— start of Data provided —

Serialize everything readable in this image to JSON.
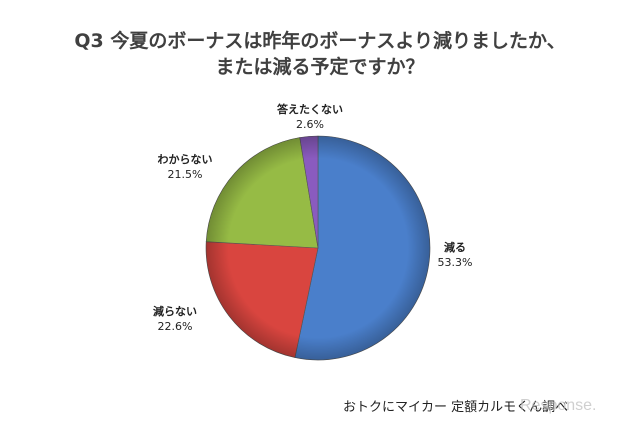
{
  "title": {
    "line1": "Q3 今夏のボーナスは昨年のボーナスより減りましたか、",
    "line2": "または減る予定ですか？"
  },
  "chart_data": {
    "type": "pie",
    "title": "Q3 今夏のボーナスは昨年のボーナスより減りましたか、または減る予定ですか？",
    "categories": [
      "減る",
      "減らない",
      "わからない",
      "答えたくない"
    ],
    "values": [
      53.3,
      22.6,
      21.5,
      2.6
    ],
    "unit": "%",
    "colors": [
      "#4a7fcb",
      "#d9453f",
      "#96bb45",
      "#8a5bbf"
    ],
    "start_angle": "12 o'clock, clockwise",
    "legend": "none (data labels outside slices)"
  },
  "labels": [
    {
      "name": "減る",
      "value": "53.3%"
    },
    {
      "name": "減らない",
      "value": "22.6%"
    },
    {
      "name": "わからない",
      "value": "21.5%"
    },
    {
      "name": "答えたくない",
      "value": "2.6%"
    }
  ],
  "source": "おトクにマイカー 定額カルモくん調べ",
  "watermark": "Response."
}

— end of Data provided —
— start of Data provided —

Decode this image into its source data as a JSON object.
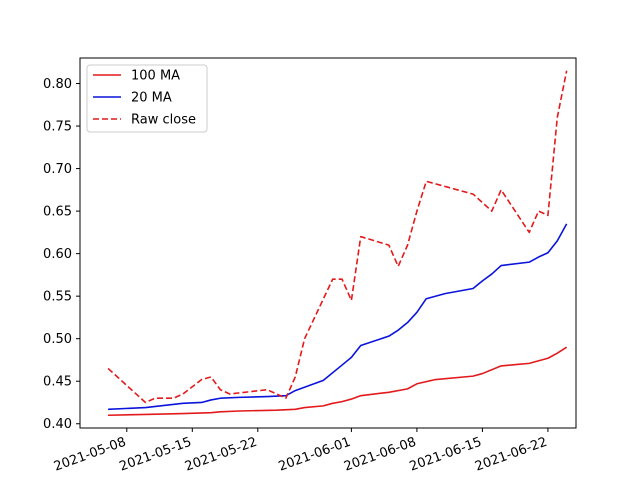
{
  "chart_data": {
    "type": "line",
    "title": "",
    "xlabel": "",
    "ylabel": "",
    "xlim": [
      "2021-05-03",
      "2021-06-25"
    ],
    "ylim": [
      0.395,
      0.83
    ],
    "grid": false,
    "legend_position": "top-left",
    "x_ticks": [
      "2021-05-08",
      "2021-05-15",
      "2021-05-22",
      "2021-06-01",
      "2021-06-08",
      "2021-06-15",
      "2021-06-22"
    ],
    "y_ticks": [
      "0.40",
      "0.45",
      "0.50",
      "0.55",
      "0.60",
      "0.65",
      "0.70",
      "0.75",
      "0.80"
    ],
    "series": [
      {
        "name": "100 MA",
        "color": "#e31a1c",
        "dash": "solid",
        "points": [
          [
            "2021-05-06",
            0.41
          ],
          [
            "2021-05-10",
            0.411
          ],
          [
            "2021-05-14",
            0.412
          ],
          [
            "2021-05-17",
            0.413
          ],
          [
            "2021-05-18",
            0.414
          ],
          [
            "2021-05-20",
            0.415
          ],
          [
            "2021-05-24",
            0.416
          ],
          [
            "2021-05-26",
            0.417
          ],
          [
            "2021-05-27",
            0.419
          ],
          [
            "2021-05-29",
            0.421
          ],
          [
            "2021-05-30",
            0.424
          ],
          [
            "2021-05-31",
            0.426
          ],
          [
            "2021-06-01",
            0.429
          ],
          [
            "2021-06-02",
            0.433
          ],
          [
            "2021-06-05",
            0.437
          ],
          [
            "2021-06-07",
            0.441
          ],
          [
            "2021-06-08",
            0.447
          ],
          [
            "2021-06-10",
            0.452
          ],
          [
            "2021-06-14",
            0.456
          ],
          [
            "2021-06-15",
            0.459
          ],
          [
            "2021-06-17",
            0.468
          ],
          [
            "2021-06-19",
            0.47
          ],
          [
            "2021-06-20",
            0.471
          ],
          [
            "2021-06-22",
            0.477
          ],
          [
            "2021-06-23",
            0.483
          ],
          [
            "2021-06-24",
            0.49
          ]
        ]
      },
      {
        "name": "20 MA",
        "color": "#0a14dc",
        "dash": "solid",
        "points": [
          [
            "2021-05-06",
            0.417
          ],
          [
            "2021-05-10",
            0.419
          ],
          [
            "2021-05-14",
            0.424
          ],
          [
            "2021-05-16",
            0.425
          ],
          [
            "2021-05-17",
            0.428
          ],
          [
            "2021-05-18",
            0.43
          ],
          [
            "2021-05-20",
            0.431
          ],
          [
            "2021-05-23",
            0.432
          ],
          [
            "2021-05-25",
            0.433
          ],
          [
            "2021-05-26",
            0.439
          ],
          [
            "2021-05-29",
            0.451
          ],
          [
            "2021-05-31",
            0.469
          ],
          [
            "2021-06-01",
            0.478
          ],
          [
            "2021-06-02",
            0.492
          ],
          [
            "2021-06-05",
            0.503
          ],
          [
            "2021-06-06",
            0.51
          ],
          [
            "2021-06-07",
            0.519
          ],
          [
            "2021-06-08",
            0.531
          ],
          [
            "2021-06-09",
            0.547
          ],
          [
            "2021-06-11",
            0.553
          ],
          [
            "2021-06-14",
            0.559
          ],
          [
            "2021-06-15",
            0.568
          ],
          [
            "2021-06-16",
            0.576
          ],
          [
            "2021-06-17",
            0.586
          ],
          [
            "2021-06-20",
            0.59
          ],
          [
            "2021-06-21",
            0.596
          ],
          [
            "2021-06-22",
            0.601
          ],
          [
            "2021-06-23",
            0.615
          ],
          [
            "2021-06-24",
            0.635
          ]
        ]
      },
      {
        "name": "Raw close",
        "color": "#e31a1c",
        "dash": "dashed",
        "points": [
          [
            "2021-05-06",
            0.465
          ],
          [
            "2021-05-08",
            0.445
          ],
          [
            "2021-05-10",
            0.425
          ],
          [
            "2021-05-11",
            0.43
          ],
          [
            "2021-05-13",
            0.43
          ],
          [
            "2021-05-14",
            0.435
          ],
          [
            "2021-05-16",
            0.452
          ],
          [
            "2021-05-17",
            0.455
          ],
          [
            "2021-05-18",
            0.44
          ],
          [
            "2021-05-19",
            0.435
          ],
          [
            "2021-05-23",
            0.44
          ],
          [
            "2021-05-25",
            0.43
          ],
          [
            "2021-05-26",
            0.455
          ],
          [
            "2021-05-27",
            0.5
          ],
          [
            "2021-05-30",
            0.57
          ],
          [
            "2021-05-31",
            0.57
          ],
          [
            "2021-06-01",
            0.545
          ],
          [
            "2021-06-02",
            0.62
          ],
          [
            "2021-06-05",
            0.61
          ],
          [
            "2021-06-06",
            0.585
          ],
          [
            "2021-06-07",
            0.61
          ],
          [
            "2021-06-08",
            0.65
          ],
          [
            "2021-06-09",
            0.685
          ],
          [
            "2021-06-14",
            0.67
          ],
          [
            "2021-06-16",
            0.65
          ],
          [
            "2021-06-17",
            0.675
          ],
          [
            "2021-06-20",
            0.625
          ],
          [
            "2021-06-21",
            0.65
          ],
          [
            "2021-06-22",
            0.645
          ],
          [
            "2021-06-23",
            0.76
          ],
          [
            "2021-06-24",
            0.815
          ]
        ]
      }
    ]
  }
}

— end of Data provided —

Keep only those lines of the records that hold "this", and return them.

Serialize everything readable in this image to JSON.
Decode this image into its source data as a JSON object.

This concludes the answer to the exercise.